_Problem to solve_: Only lines holding the word "Тульской" should be copied from the material.

[Data records]

** START **

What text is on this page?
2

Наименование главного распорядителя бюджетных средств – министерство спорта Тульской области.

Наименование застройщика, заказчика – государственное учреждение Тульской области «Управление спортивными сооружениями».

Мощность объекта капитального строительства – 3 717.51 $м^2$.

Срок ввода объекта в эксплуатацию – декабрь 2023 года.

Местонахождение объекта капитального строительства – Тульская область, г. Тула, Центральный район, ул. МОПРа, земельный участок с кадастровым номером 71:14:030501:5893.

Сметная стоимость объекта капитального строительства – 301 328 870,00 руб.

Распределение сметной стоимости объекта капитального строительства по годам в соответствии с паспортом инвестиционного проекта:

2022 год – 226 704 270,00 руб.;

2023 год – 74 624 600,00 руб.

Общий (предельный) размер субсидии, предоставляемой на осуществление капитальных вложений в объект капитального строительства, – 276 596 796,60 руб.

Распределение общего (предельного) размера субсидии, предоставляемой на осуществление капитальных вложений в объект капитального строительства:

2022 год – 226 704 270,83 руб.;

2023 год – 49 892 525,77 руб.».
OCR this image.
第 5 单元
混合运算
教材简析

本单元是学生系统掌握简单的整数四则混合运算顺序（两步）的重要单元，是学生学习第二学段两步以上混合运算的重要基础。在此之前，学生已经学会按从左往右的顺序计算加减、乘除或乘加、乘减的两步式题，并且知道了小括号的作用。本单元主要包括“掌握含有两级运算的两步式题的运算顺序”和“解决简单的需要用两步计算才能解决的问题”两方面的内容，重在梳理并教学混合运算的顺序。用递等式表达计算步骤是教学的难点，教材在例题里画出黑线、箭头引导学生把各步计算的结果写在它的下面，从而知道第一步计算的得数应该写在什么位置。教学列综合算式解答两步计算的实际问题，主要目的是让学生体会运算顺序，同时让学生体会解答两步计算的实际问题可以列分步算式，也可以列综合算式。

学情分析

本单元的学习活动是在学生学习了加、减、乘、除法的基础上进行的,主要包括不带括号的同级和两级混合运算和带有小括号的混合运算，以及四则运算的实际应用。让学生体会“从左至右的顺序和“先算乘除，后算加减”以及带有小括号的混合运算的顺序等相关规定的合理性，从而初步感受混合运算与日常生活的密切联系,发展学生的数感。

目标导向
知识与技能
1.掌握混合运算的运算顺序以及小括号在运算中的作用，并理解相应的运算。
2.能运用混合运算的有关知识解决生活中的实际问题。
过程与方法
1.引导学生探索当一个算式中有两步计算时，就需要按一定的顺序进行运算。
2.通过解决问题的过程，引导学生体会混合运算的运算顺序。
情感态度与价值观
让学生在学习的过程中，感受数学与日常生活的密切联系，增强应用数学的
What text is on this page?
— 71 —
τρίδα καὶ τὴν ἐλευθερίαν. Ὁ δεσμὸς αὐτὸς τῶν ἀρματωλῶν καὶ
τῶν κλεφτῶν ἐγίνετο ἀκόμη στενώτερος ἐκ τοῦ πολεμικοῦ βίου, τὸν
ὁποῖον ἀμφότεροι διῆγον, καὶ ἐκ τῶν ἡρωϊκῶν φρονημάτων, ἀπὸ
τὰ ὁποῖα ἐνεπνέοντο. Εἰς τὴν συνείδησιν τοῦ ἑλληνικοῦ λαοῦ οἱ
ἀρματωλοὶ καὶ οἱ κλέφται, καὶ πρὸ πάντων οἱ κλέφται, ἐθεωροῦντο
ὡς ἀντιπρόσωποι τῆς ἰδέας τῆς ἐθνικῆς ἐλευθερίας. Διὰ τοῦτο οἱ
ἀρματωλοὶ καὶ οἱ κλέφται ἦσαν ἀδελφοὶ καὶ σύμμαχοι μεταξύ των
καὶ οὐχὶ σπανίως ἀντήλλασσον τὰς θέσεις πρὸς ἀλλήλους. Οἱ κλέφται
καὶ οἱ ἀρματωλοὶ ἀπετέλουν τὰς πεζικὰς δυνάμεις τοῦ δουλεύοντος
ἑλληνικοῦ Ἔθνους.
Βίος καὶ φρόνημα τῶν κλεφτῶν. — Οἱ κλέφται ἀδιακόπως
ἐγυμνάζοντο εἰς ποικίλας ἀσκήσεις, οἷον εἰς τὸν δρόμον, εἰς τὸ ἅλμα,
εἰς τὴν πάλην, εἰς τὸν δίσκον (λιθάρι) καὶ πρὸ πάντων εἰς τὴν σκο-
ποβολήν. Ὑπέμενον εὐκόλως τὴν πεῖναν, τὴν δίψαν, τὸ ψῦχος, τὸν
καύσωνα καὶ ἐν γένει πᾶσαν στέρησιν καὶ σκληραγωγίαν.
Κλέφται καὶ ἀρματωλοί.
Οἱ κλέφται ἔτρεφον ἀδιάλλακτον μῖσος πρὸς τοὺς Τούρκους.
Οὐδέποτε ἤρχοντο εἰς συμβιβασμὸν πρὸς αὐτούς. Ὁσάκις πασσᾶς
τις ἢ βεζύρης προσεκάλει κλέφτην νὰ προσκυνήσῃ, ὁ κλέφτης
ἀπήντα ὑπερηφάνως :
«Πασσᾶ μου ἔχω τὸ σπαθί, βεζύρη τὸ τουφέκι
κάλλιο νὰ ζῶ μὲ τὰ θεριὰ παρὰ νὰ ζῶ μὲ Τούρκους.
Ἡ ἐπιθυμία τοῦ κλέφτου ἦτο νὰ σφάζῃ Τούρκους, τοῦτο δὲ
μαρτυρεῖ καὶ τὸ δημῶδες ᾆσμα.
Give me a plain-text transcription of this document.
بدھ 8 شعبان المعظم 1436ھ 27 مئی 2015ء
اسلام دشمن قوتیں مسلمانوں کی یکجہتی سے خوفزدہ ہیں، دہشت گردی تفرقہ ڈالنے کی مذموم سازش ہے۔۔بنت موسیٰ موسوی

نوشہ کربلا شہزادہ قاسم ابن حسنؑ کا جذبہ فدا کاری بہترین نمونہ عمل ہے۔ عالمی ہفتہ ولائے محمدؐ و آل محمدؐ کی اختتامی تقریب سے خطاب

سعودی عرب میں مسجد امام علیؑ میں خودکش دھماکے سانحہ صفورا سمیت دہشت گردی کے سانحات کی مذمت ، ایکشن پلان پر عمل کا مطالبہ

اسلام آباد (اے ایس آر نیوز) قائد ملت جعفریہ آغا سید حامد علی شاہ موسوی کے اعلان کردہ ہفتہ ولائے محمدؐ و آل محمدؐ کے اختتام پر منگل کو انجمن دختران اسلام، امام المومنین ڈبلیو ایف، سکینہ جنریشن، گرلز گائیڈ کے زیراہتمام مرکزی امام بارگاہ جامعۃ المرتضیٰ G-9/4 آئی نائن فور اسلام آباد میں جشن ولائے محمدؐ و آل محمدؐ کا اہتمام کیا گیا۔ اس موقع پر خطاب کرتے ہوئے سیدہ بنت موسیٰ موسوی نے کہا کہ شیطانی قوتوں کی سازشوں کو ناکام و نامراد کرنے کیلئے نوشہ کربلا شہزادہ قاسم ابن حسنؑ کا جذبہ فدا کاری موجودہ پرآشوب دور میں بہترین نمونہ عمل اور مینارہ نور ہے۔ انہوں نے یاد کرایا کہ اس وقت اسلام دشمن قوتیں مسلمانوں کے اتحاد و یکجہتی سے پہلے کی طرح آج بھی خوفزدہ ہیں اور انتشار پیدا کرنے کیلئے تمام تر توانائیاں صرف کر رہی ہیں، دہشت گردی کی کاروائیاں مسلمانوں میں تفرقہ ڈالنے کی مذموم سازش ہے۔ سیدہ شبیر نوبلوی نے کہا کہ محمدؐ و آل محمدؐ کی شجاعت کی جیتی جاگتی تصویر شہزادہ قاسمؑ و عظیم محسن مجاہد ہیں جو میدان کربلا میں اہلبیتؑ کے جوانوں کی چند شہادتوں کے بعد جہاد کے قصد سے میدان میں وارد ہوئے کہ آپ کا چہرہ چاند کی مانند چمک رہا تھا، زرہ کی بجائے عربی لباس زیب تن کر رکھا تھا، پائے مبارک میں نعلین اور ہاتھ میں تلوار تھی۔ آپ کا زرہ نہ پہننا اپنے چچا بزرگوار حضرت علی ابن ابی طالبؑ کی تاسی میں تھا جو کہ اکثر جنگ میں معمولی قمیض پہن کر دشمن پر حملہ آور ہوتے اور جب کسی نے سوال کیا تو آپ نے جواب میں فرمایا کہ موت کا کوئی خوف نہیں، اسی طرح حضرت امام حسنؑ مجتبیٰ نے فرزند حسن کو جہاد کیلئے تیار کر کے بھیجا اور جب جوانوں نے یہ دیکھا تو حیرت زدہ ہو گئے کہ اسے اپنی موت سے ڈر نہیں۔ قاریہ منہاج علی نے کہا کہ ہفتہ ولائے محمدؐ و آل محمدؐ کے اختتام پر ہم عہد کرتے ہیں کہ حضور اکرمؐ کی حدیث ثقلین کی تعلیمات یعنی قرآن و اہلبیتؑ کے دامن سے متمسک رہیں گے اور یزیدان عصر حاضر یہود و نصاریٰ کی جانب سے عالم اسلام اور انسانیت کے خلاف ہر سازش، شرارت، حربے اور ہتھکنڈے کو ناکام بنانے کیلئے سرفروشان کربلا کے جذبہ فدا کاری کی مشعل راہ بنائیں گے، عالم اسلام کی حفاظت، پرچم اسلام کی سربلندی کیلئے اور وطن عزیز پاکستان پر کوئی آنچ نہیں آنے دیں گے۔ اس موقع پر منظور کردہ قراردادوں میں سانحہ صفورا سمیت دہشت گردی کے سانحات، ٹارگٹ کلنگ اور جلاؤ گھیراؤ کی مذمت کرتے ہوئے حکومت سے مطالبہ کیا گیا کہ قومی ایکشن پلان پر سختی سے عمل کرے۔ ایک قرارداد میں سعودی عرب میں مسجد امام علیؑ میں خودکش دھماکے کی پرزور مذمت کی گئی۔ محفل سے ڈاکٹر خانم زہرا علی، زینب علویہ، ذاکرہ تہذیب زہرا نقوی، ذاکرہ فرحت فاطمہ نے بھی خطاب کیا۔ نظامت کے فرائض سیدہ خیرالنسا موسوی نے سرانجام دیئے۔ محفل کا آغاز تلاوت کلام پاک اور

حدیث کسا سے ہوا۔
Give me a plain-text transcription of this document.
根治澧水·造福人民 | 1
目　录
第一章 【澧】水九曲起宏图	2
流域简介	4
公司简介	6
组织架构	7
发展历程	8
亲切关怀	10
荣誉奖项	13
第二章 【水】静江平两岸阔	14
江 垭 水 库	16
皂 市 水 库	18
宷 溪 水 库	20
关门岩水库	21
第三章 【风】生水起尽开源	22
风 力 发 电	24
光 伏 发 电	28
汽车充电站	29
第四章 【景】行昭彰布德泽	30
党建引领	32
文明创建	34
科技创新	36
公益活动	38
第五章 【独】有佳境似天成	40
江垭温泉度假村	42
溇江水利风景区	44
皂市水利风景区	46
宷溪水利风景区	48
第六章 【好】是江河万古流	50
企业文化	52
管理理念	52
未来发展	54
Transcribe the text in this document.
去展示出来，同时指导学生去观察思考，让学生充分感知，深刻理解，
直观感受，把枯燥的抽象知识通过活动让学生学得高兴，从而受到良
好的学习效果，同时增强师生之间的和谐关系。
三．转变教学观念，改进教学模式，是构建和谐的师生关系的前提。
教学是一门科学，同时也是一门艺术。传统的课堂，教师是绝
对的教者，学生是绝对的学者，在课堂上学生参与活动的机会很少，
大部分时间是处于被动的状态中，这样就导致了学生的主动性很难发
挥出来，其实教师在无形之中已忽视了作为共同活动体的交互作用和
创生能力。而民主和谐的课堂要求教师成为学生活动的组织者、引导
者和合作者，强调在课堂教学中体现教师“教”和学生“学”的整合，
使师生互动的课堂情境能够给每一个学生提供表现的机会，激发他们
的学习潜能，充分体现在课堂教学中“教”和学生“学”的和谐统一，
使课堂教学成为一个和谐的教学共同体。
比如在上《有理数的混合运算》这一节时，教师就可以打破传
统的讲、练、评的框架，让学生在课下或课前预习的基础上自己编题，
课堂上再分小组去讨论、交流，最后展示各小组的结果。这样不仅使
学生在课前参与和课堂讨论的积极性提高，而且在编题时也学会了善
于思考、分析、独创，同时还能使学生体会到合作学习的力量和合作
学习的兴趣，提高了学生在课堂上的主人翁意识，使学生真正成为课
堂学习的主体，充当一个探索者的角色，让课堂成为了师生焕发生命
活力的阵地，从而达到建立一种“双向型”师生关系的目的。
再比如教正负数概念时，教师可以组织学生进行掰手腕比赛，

** END **

_Answer to this exercise_:
Наименование главного распорядителя бюджетных средств – министерство спорта Тульской области.
Наименование застройщика, заказчика – государственное учреждение Тульской области «Управление спортивными сооружениями».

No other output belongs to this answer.